● Exercise prompt
Wherever a line holds the string "data", copy that line.

● Records for the exercise
----

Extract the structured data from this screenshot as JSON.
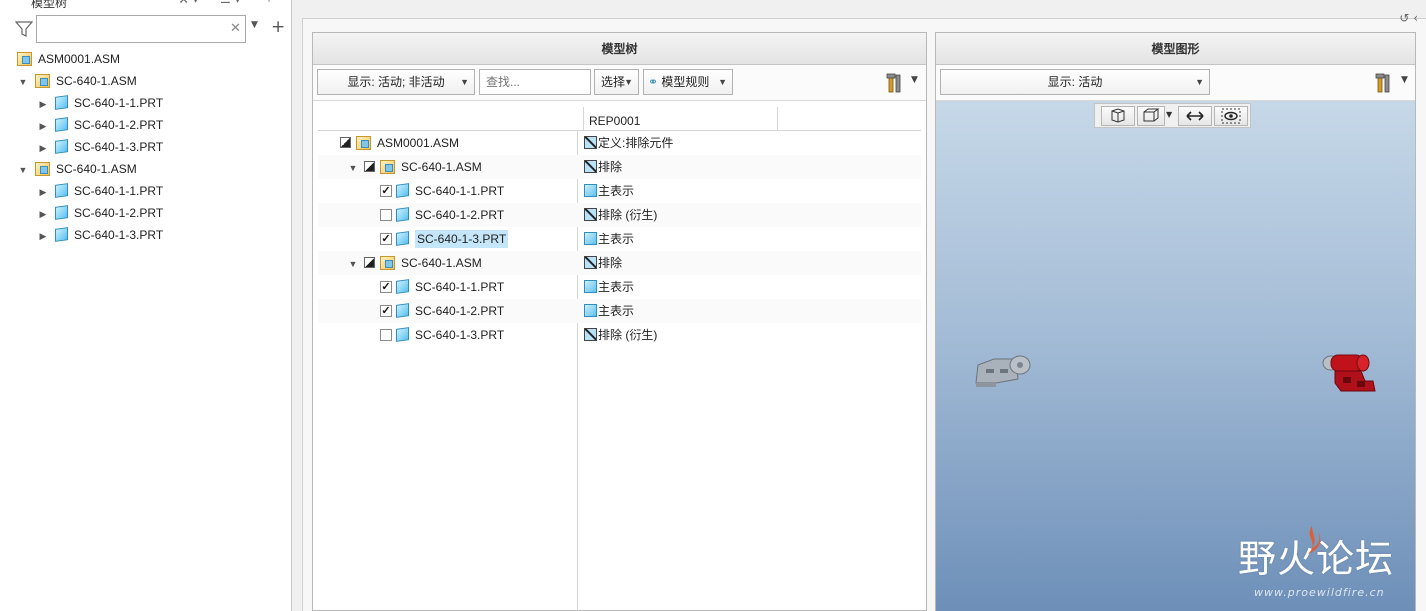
{
  "left_pane": {
    "title": "模型树",
    "filter": {
      "value": "",
      "placeholder": ""
    },
    "tree": [
      {
        "label": "ASM0001.ASM",
        "type": "asm",
        "level": 0,
        "expander": ""
      },
      {
        "label": "SC-640-1.ASM",
        "type": "asm",
        "level": 1,
        "expander": "▼"
      },
      {
        "label": "SC-640-1-1.PRT",
        "type": "prt",
        "level": 2,
        "expander": "▶"
      },
      {
        "label": "SC-640-1-2.PRT",
        "type": "prt",
        "level": 2,
        "expander": "▶"
      },
      {
        "label": "SC-640-1-3.PRT",
        "type": "prt",
        "level": 2,
        "expander": "▶"
      },
      {
        "label": "SC-640-1.ASM",
        "type": "asm",
        "level": 1,
        "expander": "▼"
      },
      {
        "label": "SC-640-1-1.PRT",
        "type": "prt",
        "level": 2,
        "expander": "▶"
      },
      {
        "label": "SC-640-1-2.PRT",
        "type": "prt",
        "level": 2,
        "expander": "▶"
      },
      {
        "label": "SC-640-1-3.PRT",
        "type": "prt",
        "level": 2,
        "expander": "▶"
      }
    ]
  },
  "center_panel": {
    "title": "模型树",
    "toolbar": {
      "display_dropdown": "显示: 活动; 非活动",
      "find_placeholder": "查找...",
      "select_dropdown": "选择",
      "rules_dropdown": "模型规则"
    },
    "column_header": "REP0001",
    "rows": [
      {
        "name": "ASM0001.ASM",
        "type": "asm",
        "expander": "",
        "state": "half",
        "checked": null,
        "rep": "定义:排除元件",
        "rep_icon": "excluded",
        "selected": false
      },
      {
        "name": "SC-640-1.ASM",
        "type": "asm",
        "expander": "▼",
        "state": "half",
        "checked": null,
        "rep": "排除",
        "rep_icon": "excluded",
        "selected": false
      },
      {
        "name": "SC-640-1-1.PRT",
        "type": "prt",
        "expander": "",
        "state": "check",
        "checked": true,
        "rep": "主表示",
        "rep_icon": "master",
        "selected": false
      },
      {
        "name": "SC-640-1-2.PRT",
        "type": "prt",
        "expander": "",
        "state": "check",
        "checked": false,
        "rep": "排除 (衍生)",
        "rep_icon": "excluded",
        "selected": false
      },
      {
        "name": "SC-640-1-3.PRT",
        "type": "prt",
        "expander": "",
        "state": "check",
        "checked": true,
        "rep": "主表示",
        "rep_icon": "master",
        "selected": true
      },
      {
        "name": "SC-640-1.ASM",
        "type": "asm",
        "expander": "▼",
        "state": "half",
        "checked": null,
        "rep": "排除",
        "rep_icon": "excluded",
        "selected": false
      },
      {
        "name": "SC-640-1-1.PRT",
        "type": "prt",
        "expander": "",
        "state": "check",
        "checked": true,
        "rep": "主表示",
        "rep_icon": "master",
        "selected": false
      },
      {
        "name": "SC-640-1-2.PRT",
        "type": "prt",
        "expander": "",
        "state": "check",
        "checked": true,
        "rep": "主表示",
        "rep_icon": "master",
        "selected": false
      },
      {
        "name": "SC-640-1-3.PRT",
        "type": "prt",
        "expander": "",
        "state": "check",
        "checked": false,
        "rep": "排除 (衍生)",
        "rep_icon": "excluded",
        "selected": false
      }
    ]
  },
  "right_panel": {
    "title": "模型图形",
    "display_dropdown": "显示: 活动"
  },
  "watermark": {
    "main": "野火论坛",
    "sub": "www.proewildfire.cn"
  },
  "colors": {
    "selection": "#c5e6f8",
    "viewport_top": "#c6d8e8",
    "viewport_bottom": "#6d8fb8",
    "excluded_part": "#9aa3ad",
    "active_part": "#c0121a"
  }
}
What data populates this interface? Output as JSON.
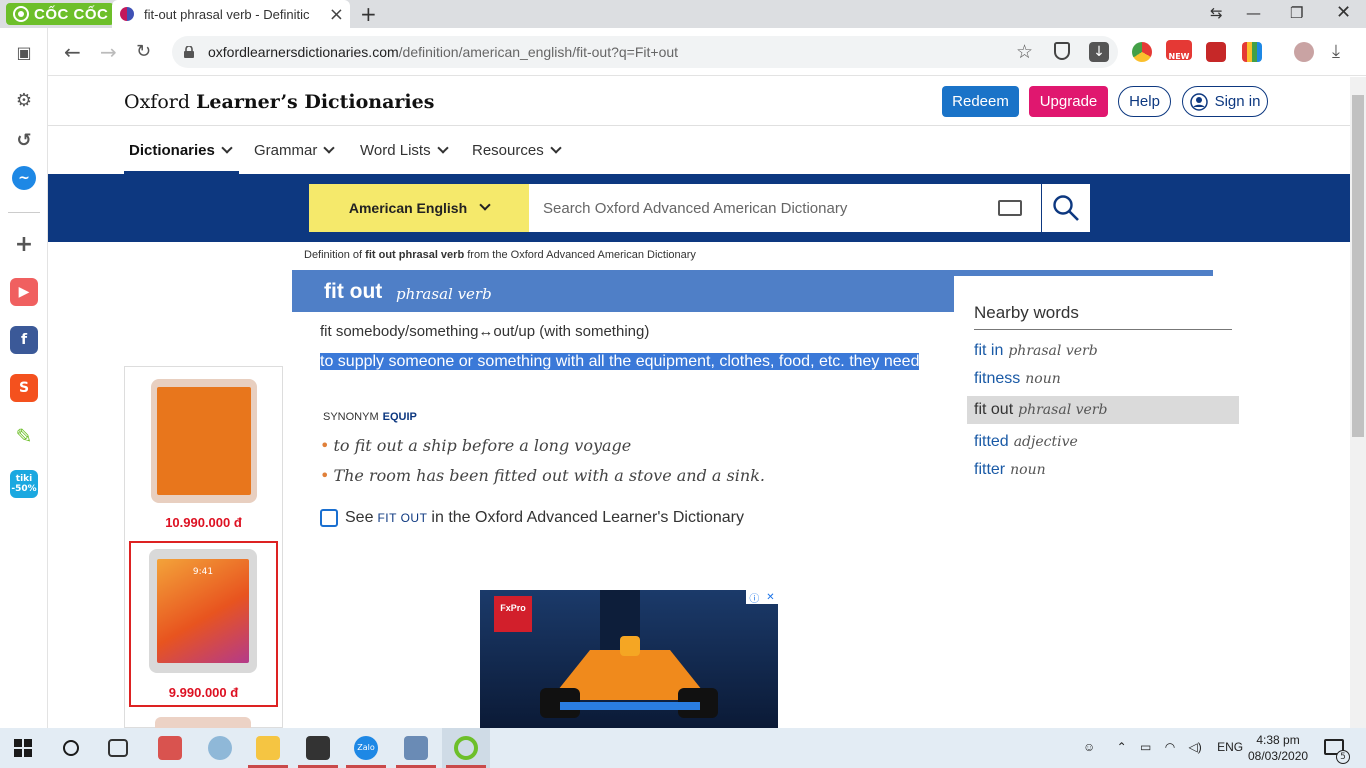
{
  "browser": {
    "brand": "CỐC CỐC",
    "tab_title": "fit-out phrasal verb - Definitic",
    "url_host": "oxfordlearnersdictionaries.com",
    "url_path": "/definition/american_english/fit-out?q=Fit+out",
    "new_badge": "NEW",
    "tiki_label": "tiki",
    "tiki_discount": "-50%"
  },
  "site": {
    "brand_oxford": "Oxford",
    "brand_rest": "Learner’s Dictionaries",
    "buttons": {
      "redeem": "Redeem",
      "upgrade": "Upgrade",
      "help": "Help",
      "signin": "Sign in"
    },
    "nav": [
      "Dictionaries",
      "Grammar",
      "Word Lists",
      "Resources"
    ],
    "dict_select": "American English",
    "search_placeholder": "Search Oxford Advanced American Dictionary"
  },
  "entry": {
    "defof_pre": "Definition of",
    "defof_word": "fit out phrasal verb",
    "defof_post": "from the Oxford Advanced American Dictionary",
    "headword": "fit out",
    "pos": "phrasal verb",
    "cf": "fit somebody/something↔out/up (with something)",
    "definition": "to supply someone or something with all the equipment, clothes, food, etc. they need",
    "synonym_label": "SYNONYM",
    "synonym": "EQUIP",
    "examples": [
      "to fit out a ship before a long voyage",
      "The room has been fitted out with a stove and a sink."
    ],
    "see_pre": "See",
    "see_word": "FIT OUT",
    "see_post": "in the Oxford Advanced Learner's Dictionary"
  },
  "nearby": {
    "title": "Nearby words",
    "items": [
      {
        "word": "fit in",
        "pos": "phrasal verb"
      },
      {
        "word": "fitness",
        "pos": "noun"
      },
      {
        "word": "fit out",
        "pos": "phrasal verb"
      },
      {
        "word": "fitted",
        "pos": "adjective"
      },
      {
        "word": "fitter",
        "pos": "noun"
      }
    ],
    "selected_index": 2
  },
  "ads": {
    "prices": [
      "10.990.000 đ",
      "9.990.000 đ"
    ],
    "tablet_time": "9:41",
    "banner_brand": "FxPro"
  },
  "taskbar": {
    "language": "ENG",
    "time": "4:38 pm",
    "date": "08/03/2020",
    "zalo": "Zalo",
    "notifications": "5"
  }
}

----

● Response to the exercise
Extract the structured data from this screenshot as JSON.
What data populates this interface? Output as JSON.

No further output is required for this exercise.